━━━ DATA ENTRIES ━━━
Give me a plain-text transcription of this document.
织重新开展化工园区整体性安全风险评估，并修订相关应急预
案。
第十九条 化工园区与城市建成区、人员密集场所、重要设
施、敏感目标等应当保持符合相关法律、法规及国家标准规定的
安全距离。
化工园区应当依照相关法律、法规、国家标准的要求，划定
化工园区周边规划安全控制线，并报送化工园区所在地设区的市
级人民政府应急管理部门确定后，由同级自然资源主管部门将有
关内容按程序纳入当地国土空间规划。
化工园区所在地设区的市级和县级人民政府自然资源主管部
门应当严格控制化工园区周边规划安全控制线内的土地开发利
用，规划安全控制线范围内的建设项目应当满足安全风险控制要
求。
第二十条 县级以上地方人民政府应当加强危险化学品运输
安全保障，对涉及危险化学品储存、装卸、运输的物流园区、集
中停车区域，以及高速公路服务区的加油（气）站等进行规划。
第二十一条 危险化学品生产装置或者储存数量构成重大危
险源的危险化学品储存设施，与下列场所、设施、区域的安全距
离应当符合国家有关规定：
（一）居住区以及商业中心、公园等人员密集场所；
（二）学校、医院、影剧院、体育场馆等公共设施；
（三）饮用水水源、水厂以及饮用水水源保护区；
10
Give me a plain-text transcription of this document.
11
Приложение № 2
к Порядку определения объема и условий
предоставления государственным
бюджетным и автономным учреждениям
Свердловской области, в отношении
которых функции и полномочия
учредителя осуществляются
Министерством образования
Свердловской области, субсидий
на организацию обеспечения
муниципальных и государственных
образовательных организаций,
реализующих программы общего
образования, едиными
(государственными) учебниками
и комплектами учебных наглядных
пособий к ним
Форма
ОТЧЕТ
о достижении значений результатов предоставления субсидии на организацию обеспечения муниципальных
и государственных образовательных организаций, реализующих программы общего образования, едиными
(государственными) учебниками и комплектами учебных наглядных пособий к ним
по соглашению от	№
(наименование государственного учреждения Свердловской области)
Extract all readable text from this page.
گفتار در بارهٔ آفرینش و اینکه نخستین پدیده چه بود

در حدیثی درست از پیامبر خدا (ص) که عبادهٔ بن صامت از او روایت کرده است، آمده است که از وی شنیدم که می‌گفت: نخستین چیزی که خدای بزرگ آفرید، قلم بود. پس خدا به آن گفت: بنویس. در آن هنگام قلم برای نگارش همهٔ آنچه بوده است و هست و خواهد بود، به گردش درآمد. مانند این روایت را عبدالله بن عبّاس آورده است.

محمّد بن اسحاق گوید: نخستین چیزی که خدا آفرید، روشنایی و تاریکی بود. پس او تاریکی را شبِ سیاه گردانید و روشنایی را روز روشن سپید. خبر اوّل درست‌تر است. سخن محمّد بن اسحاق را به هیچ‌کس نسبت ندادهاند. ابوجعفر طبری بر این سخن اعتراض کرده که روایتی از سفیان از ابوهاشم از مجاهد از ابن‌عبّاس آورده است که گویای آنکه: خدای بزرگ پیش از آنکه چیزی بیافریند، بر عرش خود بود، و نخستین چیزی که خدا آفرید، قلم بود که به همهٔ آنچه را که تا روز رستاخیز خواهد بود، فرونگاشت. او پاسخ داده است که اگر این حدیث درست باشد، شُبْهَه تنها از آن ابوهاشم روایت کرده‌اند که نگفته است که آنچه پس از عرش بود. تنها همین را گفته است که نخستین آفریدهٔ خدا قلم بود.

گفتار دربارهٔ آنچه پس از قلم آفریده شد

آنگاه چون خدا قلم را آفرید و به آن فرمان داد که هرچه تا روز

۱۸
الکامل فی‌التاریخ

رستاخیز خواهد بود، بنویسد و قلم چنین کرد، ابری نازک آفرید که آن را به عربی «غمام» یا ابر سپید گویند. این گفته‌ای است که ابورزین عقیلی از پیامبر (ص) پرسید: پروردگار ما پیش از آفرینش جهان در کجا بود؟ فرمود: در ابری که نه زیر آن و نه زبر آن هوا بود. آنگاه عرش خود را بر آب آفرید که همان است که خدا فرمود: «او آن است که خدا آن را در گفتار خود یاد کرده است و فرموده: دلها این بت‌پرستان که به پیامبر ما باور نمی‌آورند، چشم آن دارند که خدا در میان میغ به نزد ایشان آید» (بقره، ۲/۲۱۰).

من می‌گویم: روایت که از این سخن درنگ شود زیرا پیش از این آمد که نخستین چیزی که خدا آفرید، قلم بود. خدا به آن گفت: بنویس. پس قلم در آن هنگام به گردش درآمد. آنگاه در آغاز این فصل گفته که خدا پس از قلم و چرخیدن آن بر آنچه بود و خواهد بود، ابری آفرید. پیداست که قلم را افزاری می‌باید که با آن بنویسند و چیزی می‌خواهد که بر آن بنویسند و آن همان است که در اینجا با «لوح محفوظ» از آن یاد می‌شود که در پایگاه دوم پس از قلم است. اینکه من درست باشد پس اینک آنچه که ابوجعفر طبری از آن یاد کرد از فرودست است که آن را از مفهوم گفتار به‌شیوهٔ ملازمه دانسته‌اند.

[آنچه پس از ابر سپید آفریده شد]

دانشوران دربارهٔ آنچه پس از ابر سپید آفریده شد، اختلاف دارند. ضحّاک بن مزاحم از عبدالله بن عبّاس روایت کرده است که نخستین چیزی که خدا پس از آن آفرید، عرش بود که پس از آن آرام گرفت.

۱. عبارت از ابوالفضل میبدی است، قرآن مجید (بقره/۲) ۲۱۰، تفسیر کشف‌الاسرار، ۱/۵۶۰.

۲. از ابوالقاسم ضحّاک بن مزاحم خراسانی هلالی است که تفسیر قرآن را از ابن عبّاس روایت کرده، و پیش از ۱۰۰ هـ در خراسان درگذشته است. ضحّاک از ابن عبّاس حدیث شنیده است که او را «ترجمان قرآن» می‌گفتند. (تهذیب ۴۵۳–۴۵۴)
━━━
Reproduce each entry exactly, leaving out nothing.

Give me a plain-text transcription of this document.
织重新开展化工园区整体性安全风险评估，并修订相关应急预
案。
第十九条 化工园区与城市建成区、人员密集场所、重要设
施、敏感目标等应当保持符合相关法律、法规及国家标准规定的
安全距离。
化工园区应当依照相关法律、法规、国家标准的要求，划定
化工园区周边规划安全控制线，并报送化工园区所在地设区的市
级人民政府应急管理部门确定后，由同级自然资源主管部门将有
关内容按程序纳入当地国土空间规划。
化工园区所在地设区的市级和县级人民政府自然资源主管部
门应当严格控制化工园区周边规划安全控制线内的土地开发利
用，规划安全控制线范围内的建设项目应当满足安全风险控制要
求。
第二十条 县级以上地方人民政府应当加强危险化学品运输
安全保障，对涉及危险化学品储存、装卸、运输的物流园区、集
中停车区域，以及高速公路服务区的加油（气）站等进行规划。
第二十一条 危险化学品生产装置或者储存数量构成重大危
险源的危险化学品储存设施，与下列场所、设施、区域的安全距
离应当符合国家有关规定：
（一）居住区以及商业中心、公园等人员密集场所；
（二）学校、医院、影剧院、体育场馆等公共设施；
（三）饮用水水源、水厂以及饮用水水源保护区；
10
Give me a plain-text transcription of this document.
11
Приложение № 2
к Порядку определения объема и условий
предоставления государственным
бюджетным и автономным учреждениям
Свердловской области, в отношении
которых функции и полномочия
учредителя осуществляются
Министерством образования
Свердловской области, субсидий
на организацию обеспечения
муниципальных и государственных
образовательных организаций,
реализующих программы общего
образования, едиными
(государственными) учебниками
и комплектами учебных наглядных
пособий к ним
Форма
ОТЧЕТ
о достижении значений результатов предоставления субсидии на организацию обеспечения муниципальных
и государственных образовательных организаций, реализующих программы общего образования, едиными
(государственными) учебниками и комплектами учебных наглядных пособий к ним
по соглашению от	№
(наименование государственного учреждения Свердловской области)
Extract all readable text from this page.
گفتار در بارهٔ آفرینش و اینکه نخستین پدیده چه بود

در حدیثی درست از پیامبر خدا (ص) که عبادهٔ بن صامت از او روایت کرده است، آمده است که از وی شنیدم که می‌گفت: نخستین چیزی که خدای بزرگ آفرید، قلم بود. پس خدا به آن گفت: بنویس. در آن هنگام قلم برای نگارش همهٔ آنچه بوده است و هست و خواهد بود، به گردش درآمد. مانند این روایت را عبدالله بن عبّاس آورده است.

محمّد بن اسحاق گوید: نخستین چیزی که خدا آفرید، روشنایی و تاریکی بود. پس او تاریکی را شبِ سیاه گردانید و روشنایی را روز روشن سپید. خبر اوّل درست‌تر است. سخن محمّد بن اسحاق را به هیچ‌کس نسبت ندادهاند. ابوجعفر طبری بر این سخن اعتراض کرده که روایتی از سفیان از ابوهاشم از مجاهد از ابن‌عبّاس آورده است که گویای آنکه: خدای بزرگ پیش از آنکه چیزی بیافریند، بر عرش خود بود، و نخستین چیزی که خدا آفرید، قلم بود که به همهٔ آنچه را که تا روز رستاخیز خواهد بود، فرونگاشت. او پاسخ داده است که اگر این حدیث درست باشد، شُبْهَه تنها از آن ابوهاشم روایت کرده‌اند که نگفته است که آنچه پس از عرش بود. تنها همین را گفته است که نخستین آفریدهٔ خدا قلم بود.

گفتار دربارهٔ آنچه پس از قلم آفریده شد

آنگاه چون خدا قلم را آفرید و به آن فرمان داد که هرچه تا روز

۱۸
الکامل فی‌التاریخ

رستاخیز خواهد بود، بنویسد و قلم چنین کرد، ابری نازک آفرید که آن را به عربی «غمام» یا ابر سپید گویند. این گفته‌ای است که ابورزین عقیلی از پیامبر (ص) پرسید: پروردگار ما پیش از آفرینش جهان در کجا بود؟ فرمود: در ابری که نه زیر آن و نه زبر آن هوا بود. آنگاه عرش خود را بر آب آفرید که همان است که خدا فرمود: «او آن است که خدا آن را در گفتار خود یاد کرده است و فرموده: دلها این بت‌پرستان که به پیامبر ما باور نمی‌آورند، چشم آن دارند که خدا در میان میغ به نزد ایشان آید» (بقره، ۲/۲۱۰).

من می‌گویم: روایت که از این سخن درنگ شود زیرا پیش از این آمد که نخستین چیزی که خدا آفرید، قلم بود. خدا به آن گفت: بنویس. پس قلم در آن هنگام به گردش درآمد. آنگاه در آغاز این فصل گفته که خدا پس از قلم و چرخیدن آن بر آنچه بود و خواهد بود، ابری آفرید. پیداست که قلم را افزاری می‌باید که با آن بنویسند و چیزی می‌خواهد که بر آن بنویسند و آن همان است که در اینجا با «لوح محفوظ» از آن یاد می‌شود که در پایگاه دوم پس از قلم است. اینکه من درست باشد پس اینک آنچه که ابوجعفر طبری از آن یاد کرد از فرودست است که آن را از مفهوم گفتار به‌شیوهٔ ملازمه دانسته‌اند.

[آنچه پس از ابر سپید آفریده شد]

دانشوران دربارهٔ آنچه پس از ابر سپید آفریده شد، اختلاف دارند. ضحّاک بن مزاحم از عبدالله بن عبّاس روایت کرده است که نخستین چیزی که خدا پس از آن آفرید، عرش بود که پس از آن آرام گرفت.

۱. عبارت از ابوالفضل میبدی است، قرآن مجید (بقره/۲) ۲۱۰، تفسیر کشف‌الاسرار، ۱/۵۶۰.

۲. از ابوالقاسم ضحّاک بن مزاحم خراسانی هلالی است که تفسیر قرآن را از ابن عبّاس روایت کرده، و پیش از ۱۰۰ هـ در خراسان درگذشته است. ضحّاک از ابن عبّاس حدیث شنیده است که او را «ترجمان قرآن» می‌گفتند. (تهذیب ۴۵۳–۴۵۴)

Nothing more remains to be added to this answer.